■ Data section
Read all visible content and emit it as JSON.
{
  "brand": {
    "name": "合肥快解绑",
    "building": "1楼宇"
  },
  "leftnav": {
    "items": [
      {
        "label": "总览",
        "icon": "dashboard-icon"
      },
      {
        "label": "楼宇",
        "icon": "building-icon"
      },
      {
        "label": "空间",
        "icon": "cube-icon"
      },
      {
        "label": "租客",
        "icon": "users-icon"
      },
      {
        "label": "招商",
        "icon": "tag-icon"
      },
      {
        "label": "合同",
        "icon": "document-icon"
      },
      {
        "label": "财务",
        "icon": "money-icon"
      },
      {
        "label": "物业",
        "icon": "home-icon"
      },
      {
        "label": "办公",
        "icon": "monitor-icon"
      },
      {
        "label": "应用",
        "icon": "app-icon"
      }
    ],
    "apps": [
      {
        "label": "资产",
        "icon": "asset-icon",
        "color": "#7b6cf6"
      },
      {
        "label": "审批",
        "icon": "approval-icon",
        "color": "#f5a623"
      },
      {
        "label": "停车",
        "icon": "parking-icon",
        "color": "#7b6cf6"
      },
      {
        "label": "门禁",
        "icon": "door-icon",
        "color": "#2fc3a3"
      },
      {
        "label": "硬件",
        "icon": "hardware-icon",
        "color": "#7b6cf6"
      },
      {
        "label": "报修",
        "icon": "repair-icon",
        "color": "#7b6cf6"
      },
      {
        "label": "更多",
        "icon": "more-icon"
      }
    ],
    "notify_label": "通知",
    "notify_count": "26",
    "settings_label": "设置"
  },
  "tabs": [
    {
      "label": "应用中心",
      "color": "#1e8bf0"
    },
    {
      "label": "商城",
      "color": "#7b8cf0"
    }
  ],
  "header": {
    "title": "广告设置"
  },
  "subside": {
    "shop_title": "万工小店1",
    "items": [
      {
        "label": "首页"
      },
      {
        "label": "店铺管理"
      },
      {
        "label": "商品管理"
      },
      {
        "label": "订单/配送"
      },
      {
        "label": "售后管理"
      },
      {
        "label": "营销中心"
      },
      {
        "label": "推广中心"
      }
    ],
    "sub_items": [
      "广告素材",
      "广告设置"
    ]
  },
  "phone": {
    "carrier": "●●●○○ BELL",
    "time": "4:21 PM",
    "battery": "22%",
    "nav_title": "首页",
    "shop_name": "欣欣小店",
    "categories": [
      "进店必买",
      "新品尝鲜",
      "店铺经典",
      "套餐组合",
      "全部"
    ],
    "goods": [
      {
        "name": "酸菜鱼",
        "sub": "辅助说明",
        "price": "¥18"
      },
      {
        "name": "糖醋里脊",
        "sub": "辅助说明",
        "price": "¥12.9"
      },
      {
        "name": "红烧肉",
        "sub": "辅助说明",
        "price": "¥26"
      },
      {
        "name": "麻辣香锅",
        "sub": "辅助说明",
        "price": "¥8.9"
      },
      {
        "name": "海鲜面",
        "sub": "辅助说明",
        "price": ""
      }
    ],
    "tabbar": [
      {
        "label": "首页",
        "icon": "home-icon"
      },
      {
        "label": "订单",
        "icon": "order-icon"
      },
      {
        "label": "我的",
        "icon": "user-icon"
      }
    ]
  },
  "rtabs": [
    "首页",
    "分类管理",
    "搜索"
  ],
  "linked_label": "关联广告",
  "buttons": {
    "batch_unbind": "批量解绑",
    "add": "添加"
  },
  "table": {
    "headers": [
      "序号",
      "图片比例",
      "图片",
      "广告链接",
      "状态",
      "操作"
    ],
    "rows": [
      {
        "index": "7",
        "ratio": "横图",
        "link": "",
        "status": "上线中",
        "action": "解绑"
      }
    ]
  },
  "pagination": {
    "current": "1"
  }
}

■ The request
Every line in the data above that contains "price" needs to be copied.

■ Task solution
        "price": "¥18"
        "price": "¥12.9"
        "price": "¥26"
        "price": "¥8.9"
        "price": ""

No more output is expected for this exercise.